====== Data to use ======
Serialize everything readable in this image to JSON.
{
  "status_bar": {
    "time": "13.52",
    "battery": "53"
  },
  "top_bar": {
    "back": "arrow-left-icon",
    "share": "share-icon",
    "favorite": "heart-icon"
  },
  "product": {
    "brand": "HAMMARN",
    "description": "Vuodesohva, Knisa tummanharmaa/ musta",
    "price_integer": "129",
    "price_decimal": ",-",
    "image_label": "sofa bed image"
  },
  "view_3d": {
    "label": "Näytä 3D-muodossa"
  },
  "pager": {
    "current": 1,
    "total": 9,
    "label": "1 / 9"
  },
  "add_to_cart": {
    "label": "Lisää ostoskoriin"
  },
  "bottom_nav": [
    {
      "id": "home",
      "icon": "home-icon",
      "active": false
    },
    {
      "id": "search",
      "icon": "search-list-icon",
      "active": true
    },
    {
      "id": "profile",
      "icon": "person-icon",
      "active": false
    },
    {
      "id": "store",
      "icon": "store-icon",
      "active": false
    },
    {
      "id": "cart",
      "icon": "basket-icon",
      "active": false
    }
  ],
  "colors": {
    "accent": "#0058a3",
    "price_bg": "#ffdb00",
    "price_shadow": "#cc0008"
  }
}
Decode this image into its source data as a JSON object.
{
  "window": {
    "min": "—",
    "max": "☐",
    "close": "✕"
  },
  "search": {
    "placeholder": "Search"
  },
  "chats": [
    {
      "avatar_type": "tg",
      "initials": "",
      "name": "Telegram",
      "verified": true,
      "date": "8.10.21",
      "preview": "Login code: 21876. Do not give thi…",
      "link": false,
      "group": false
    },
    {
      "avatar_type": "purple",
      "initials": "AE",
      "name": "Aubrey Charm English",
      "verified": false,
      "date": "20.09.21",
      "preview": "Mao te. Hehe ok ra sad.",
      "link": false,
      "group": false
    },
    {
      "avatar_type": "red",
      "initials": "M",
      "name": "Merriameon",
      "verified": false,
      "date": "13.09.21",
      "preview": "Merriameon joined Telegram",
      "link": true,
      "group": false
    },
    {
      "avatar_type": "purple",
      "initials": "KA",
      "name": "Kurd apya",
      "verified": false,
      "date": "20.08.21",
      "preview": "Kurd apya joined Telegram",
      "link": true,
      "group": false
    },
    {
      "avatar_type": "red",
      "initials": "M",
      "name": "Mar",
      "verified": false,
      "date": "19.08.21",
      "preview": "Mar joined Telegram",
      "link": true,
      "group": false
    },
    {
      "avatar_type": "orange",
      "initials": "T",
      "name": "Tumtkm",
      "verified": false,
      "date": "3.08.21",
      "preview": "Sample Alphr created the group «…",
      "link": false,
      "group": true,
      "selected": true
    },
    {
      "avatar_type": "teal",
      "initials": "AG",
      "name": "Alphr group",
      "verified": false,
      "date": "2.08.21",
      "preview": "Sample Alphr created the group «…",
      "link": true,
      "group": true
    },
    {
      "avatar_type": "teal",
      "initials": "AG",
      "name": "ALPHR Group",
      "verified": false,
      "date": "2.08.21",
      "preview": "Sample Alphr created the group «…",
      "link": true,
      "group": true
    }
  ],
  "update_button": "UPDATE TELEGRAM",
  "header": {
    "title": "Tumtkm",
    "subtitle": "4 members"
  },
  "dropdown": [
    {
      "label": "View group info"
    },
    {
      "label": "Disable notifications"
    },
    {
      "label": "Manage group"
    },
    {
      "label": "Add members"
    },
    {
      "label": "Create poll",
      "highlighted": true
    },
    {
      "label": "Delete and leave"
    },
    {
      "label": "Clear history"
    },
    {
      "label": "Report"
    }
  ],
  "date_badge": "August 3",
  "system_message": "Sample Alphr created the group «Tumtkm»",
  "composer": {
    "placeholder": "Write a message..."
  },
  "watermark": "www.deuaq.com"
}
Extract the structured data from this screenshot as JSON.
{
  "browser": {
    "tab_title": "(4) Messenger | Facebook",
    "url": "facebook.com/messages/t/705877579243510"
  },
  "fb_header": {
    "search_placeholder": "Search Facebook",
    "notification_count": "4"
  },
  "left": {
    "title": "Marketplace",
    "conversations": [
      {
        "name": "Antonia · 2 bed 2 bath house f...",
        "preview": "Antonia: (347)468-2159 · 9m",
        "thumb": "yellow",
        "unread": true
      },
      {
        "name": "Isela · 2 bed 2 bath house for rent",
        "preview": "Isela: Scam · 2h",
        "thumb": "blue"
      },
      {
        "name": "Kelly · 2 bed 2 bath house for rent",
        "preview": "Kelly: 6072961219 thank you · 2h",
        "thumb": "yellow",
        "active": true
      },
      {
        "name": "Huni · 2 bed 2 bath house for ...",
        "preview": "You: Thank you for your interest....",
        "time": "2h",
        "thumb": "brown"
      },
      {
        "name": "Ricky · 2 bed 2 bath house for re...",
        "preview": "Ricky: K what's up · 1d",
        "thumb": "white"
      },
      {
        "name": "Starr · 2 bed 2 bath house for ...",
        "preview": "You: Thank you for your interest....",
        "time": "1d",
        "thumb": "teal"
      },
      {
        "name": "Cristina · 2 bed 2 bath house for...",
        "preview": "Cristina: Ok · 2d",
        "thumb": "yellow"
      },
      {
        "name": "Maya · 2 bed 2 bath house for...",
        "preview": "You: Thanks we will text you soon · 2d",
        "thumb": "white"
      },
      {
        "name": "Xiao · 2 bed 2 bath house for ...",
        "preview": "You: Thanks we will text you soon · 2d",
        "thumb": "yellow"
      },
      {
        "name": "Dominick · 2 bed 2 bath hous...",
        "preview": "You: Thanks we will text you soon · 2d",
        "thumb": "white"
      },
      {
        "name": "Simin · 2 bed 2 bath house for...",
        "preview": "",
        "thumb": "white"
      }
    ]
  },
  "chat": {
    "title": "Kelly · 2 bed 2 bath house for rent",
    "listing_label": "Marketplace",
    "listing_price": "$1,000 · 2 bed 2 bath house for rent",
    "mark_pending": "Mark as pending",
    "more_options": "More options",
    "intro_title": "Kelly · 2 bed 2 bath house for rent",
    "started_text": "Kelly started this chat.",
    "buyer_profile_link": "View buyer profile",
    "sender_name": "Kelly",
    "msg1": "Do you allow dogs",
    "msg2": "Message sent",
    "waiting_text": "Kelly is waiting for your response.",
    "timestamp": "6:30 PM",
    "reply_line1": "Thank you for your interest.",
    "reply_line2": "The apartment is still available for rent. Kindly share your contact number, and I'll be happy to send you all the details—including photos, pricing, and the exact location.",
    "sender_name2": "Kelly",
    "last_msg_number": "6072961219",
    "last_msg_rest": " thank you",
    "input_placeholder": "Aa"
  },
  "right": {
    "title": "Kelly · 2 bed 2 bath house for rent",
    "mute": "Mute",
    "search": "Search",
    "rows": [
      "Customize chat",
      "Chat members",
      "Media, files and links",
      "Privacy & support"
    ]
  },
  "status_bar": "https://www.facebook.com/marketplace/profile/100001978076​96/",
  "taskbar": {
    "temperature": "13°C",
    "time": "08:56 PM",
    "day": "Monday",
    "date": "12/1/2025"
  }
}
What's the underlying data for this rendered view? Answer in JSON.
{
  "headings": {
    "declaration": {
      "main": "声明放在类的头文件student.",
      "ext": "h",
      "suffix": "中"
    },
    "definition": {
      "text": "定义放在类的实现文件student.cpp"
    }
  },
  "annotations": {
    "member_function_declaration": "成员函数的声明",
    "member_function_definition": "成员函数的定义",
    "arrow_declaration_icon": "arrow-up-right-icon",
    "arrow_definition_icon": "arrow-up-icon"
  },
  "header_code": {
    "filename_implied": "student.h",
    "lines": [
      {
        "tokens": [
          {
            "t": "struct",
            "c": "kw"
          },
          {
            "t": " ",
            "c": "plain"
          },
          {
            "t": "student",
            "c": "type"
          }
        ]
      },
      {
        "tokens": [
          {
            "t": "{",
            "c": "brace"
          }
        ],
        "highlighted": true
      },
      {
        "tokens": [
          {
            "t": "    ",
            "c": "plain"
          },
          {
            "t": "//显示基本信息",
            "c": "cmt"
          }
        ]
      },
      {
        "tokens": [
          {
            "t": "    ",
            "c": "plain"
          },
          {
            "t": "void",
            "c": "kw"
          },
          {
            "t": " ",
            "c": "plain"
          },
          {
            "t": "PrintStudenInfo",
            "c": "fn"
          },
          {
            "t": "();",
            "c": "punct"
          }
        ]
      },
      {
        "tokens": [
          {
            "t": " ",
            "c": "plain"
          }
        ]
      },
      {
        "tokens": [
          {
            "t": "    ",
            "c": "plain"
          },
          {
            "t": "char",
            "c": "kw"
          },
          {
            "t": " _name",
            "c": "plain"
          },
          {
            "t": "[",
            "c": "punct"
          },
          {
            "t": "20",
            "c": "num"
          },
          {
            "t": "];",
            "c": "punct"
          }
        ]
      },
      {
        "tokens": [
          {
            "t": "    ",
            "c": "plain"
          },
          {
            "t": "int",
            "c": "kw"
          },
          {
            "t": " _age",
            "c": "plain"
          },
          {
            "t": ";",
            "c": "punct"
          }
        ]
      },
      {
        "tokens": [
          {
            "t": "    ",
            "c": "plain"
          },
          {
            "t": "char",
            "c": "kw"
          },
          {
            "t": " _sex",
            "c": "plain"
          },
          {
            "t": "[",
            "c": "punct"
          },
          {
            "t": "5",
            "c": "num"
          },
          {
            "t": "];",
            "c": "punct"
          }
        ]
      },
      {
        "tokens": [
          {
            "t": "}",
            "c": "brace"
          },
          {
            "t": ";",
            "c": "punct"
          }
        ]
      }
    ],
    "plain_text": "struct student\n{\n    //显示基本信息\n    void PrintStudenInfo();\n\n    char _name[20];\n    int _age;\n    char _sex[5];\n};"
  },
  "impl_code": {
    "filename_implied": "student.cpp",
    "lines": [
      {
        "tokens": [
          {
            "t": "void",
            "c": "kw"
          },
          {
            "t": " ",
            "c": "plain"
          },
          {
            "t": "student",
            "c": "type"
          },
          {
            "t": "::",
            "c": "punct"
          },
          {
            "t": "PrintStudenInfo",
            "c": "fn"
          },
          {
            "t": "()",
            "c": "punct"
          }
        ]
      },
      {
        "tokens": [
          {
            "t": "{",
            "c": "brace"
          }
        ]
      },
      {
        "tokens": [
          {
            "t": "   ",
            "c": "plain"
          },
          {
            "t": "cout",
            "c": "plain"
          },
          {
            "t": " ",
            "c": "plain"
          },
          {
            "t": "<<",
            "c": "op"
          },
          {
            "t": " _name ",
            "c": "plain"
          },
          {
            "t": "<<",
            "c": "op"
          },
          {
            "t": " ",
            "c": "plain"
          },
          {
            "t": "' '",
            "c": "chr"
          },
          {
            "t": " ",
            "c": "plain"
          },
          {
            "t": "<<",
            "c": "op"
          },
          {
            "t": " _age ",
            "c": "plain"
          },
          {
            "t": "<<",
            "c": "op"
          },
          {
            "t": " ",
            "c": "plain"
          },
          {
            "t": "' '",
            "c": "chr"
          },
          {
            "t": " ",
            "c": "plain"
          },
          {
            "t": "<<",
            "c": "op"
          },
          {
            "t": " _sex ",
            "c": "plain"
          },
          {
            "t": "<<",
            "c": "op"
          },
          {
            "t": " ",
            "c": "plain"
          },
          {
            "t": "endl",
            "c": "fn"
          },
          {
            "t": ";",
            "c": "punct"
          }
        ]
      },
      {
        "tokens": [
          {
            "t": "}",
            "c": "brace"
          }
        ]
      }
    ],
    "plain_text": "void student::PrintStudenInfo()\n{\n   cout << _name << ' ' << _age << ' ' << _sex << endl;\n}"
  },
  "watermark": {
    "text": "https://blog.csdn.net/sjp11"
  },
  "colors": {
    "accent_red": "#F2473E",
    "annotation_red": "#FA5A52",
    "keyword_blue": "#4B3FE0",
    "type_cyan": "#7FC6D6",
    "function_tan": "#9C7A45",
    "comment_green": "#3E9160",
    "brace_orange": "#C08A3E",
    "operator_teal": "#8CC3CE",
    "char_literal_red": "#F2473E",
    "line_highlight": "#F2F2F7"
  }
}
======
Select all lines with the word "icon" from the entries above.

• **Response for this exercise**
    "back": "arrow-left-icon",
    "share": "share-icon",
    "favorite": "heart-icon"
      "icon": "home-icon",
      "icon": "search-list-icon",
      "icon": "person-icon",
      "icon": "store-icon",
      "icon": "basket-icon",
    "arrow_declaration_icon": "arrow-up-right-icon",
    "arrow_definition_icon": "arrow-up-icon"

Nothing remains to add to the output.